Find "Extract the structured" in the records that follow; print that line and each subsequent line through the last one, verbatim and with nothing added.
[Start of Supplied records]
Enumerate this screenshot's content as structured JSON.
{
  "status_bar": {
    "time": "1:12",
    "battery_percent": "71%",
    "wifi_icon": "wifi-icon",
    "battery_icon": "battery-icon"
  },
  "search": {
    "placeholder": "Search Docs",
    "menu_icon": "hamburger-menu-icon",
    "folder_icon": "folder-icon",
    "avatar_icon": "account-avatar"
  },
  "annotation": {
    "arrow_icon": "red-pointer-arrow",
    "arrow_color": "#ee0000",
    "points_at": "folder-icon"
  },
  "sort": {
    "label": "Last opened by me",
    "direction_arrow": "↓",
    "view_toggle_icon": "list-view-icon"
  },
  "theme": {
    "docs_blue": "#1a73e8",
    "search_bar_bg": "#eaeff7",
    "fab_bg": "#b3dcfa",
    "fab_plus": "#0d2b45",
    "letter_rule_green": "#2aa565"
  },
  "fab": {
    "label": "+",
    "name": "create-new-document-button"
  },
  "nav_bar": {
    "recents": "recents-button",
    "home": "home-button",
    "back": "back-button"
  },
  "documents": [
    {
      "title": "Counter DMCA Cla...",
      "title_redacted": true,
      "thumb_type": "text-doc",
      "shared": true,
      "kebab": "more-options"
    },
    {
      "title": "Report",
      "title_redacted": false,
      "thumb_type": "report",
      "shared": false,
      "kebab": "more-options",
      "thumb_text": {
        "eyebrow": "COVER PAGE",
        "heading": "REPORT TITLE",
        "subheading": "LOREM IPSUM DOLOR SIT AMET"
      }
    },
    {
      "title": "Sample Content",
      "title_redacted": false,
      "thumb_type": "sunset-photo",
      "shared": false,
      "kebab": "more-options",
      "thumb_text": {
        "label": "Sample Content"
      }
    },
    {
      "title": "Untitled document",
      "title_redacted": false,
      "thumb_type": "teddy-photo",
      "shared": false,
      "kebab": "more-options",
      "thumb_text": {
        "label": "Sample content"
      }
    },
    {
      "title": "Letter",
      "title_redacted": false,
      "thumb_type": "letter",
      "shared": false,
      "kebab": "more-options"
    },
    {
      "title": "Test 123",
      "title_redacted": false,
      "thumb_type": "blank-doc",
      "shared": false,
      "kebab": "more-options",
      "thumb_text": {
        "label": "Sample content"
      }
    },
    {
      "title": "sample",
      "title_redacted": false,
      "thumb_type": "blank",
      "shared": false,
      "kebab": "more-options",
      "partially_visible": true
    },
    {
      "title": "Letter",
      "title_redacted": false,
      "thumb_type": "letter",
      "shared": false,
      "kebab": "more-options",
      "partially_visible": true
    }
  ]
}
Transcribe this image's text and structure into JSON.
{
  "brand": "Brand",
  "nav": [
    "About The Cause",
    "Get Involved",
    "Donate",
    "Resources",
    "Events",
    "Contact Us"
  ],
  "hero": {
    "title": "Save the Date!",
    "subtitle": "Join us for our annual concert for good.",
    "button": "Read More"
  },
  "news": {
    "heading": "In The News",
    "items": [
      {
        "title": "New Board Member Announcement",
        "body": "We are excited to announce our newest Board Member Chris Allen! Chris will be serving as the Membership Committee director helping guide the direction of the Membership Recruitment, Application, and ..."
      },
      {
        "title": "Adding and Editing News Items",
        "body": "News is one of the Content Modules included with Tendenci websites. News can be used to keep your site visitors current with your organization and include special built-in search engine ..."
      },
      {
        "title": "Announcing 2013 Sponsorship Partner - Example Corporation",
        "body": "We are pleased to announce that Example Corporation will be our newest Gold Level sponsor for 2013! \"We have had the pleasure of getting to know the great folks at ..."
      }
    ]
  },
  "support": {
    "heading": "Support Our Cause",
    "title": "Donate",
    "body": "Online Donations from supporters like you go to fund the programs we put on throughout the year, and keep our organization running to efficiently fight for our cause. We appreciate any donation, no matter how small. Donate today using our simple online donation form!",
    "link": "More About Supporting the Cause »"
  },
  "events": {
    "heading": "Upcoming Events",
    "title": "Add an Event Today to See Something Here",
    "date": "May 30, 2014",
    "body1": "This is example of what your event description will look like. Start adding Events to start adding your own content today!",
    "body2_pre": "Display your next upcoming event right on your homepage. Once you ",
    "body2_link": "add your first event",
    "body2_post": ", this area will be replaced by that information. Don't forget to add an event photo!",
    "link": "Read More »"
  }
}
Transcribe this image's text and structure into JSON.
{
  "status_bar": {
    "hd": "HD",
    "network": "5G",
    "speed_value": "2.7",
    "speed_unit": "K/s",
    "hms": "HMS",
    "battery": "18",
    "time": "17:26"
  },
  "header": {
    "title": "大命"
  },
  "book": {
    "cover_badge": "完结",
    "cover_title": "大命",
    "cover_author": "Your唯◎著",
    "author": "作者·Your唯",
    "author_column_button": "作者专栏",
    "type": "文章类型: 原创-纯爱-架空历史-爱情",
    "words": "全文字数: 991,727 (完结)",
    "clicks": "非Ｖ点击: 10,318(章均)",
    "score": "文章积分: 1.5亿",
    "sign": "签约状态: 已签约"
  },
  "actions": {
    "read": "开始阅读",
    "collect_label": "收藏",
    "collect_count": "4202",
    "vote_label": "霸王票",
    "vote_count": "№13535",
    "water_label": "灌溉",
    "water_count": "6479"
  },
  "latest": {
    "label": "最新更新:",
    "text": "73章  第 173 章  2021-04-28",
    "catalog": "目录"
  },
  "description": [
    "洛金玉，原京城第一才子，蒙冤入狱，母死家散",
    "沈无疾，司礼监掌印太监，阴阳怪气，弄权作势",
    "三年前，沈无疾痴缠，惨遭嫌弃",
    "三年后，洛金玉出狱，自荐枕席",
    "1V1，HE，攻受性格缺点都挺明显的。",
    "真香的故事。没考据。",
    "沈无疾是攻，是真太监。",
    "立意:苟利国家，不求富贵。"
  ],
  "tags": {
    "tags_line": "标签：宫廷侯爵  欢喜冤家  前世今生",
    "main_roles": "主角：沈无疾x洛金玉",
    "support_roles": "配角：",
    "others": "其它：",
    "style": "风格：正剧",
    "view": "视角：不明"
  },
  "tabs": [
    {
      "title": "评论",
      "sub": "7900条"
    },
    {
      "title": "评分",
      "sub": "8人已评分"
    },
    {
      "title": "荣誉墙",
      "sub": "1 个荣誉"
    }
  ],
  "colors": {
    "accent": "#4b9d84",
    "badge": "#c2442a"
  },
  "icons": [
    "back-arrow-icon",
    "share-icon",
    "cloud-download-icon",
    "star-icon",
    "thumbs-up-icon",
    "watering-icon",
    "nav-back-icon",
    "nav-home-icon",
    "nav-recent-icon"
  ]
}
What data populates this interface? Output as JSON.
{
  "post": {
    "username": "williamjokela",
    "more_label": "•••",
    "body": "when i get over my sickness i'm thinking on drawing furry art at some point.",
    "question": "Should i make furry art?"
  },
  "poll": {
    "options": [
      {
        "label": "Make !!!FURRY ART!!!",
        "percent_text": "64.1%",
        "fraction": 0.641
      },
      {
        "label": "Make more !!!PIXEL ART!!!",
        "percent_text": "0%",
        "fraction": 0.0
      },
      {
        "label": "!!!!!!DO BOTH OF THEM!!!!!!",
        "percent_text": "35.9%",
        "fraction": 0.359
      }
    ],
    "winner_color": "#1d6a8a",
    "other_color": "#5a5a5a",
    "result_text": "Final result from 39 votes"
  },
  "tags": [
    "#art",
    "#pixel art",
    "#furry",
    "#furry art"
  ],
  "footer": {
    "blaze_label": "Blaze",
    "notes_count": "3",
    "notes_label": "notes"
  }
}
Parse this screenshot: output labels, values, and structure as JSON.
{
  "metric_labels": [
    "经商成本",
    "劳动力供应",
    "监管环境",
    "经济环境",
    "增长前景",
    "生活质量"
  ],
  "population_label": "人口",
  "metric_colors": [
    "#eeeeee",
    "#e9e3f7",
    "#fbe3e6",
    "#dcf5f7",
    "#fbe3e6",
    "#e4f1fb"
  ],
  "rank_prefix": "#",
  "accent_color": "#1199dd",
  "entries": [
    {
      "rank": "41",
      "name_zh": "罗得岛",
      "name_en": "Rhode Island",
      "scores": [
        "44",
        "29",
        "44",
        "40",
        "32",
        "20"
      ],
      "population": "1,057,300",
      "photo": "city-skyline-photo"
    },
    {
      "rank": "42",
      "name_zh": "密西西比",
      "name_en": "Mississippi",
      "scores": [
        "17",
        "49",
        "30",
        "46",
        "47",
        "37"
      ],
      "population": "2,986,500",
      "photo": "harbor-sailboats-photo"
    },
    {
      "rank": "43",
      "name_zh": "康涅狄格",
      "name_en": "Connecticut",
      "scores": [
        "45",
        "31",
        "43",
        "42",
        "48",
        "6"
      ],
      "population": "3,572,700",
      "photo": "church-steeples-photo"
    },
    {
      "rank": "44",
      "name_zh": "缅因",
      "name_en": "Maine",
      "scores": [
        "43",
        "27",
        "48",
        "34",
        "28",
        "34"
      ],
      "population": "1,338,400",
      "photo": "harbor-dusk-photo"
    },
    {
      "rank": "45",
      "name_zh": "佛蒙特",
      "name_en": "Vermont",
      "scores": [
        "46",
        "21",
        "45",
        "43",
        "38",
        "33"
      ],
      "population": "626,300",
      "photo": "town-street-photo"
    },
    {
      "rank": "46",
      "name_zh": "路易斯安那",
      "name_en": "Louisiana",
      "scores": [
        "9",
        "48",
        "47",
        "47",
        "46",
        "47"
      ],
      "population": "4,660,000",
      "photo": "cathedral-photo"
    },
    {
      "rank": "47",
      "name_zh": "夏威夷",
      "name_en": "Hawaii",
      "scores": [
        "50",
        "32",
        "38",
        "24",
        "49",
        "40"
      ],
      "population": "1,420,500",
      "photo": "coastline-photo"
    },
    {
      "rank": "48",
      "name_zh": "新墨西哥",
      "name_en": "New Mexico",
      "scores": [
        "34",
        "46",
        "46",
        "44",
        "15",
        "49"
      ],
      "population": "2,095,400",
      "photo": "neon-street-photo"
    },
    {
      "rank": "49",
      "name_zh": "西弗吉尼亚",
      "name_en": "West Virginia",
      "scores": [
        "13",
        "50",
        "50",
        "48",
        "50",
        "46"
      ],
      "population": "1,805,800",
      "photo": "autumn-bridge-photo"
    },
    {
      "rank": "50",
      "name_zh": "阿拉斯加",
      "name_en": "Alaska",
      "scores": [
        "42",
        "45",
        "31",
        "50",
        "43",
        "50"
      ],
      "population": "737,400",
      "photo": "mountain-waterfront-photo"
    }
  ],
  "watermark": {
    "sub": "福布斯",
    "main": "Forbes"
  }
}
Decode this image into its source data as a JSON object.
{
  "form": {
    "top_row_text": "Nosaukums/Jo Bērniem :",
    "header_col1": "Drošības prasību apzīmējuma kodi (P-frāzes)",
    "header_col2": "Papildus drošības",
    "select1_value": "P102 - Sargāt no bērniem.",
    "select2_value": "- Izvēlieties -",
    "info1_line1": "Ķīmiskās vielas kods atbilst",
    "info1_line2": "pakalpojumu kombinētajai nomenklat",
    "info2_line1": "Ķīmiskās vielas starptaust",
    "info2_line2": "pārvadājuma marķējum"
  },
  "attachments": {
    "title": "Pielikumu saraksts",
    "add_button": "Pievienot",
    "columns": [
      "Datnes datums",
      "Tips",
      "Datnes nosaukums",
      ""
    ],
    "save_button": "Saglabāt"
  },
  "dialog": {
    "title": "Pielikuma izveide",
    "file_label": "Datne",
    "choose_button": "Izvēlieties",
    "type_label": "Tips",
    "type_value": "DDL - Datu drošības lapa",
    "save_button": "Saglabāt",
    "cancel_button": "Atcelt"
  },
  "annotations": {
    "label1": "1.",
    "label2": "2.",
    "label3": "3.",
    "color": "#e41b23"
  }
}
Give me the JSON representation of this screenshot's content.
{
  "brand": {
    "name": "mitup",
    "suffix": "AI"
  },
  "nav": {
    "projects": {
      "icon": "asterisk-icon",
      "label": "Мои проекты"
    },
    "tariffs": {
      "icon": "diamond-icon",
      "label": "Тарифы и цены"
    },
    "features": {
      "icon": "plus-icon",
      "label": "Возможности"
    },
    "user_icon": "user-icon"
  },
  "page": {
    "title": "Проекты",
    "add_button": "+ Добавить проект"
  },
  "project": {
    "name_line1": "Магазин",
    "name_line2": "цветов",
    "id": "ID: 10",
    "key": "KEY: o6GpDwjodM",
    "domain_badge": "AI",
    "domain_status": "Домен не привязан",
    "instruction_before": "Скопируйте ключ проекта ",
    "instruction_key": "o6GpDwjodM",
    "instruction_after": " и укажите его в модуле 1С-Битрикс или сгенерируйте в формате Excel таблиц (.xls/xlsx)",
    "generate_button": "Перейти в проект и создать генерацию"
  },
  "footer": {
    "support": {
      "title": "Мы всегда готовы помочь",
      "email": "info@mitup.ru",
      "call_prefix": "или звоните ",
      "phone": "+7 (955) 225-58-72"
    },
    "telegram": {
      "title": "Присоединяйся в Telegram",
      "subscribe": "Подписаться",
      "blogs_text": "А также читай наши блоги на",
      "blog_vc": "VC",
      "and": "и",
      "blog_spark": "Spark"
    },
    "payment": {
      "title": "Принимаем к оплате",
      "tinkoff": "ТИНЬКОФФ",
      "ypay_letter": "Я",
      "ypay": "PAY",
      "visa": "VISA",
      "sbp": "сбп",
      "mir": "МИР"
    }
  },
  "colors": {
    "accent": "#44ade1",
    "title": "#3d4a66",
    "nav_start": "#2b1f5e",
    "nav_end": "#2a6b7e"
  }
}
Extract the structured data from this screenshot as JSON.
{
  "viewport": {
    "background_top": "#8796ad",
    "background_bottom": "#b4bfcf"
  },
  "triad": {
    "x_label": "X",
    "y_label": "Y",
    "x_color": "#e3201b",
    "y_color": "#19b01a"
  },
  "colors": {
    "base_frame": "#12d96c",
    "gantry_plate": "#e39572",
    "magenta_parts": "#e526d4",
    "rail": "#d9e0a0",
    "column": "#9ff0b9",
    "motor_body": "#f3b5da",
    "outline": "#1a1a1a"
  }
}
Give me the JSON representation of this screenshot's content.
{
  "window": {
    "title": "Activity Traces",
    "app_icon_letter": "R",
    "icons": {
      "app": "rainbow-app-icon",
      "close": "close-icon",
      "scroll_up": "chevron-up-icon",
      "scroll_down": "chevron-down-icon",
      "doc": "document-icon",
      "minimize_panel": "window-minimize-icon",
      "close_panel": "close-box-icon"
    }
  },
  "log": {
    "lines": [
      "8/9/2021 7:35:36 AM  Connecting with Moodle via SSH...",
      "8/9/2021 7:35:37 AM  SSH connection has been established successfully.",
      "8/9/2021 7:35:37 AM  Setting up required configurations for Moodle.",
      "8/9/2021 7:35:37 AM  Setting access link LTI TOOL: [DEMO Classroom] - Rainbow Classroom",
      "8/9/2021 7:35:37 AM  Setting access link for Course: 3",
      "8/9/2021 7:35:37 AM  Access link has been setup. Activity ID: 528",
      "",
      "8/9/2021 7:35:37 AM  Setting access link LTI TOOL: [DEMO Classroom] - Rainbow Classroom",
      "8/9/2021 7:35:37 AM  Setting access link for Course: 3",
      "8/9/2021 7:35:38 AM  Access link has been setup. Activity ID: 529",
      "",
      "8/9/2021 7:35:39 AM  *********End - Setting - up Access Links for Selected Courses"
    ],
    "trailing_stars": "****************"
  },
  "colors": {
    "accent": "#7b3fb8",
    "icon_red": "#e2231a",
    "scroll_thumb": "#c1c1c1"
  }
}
[End of Supplied records]
Answer to the problem:
Extract the structured data from this screenshot as JSON.
{
  "viewport": {
    "background_top": "#8796ad",
    "background_bottom": "#b4bfcf"
  },
  "triad": {
    "x_label": "X",
    "y_label": "Y",
    "x_color": "#e3201b",
    "y_color": "#19b01a"
  },
  "colors": {
    "base_frame": "#12d96c",
    "gantry_plate": "#e39572",
    "magenta_parts": "#e526d4",
    "rail": "#d9e0a0",
    "column": "#9ff0b9",
    "motor_body": "#f3b5da",
    "outline": "#1a1a1a"
  }
}
Give me the JSON representation of this screenshot's content.
{
  "window": {
    "title": "Activity Traces",
    "app_icon_letter": "R",
    "icons": {
      "app": "rainbow-app-icon",
      "close": "close-icon",
      "scroll_up": "chevron-up-icon",
      "scroll_down": "chevron-down-icon",
      "doc": "document-icon",
      "minimize_panel": "window-minimize-icon",
      "close_panel": "close-box-icon"
    }
  },
  "log": {
    "lines": [
      "8/9/2021 7:35:36 AM  Connecting with Moodle via SSH...",
      "8/9/2021 7:35:37 AM  SSH connection has been established successfully.",
      "8/9/2021 7:35:37 AM  Setting up required configurations for Moodle.",
      "8/9/2021 7:35:37 AM  Setting access link LTI TOOL: [DEMO Classroom] - Rainbow Classroom",
      "8/9/2021 7:35:37 AM  Setting access link for Course: 3",
      "8/9/2021 7:35:37 AM  Access link has been setup. Activity ID: 528",
      "",
      "8/9/2021 7:35:37 AM  Setting access link LTI TOOL: [DEMO Classroom] - Rainbow Classroom",
      "8/9/2021 7:35:37 AM  Setting access link for Course: 3",
      "8/9/2021 7:35:38 AM  Access link has been setup. Activity ID: 529",
      "",
      "8/9/2021 7:35:39 AM  *********End - Setting - up Access Links for Selected Courses"
    ],
    "trailing_stars": "****************"
  },
  "colors": {
    "accent": "#7b3fb8",
    "icon_red": "#e2231a",
    "scroll_thumb": "#c1c1c1"
  }
}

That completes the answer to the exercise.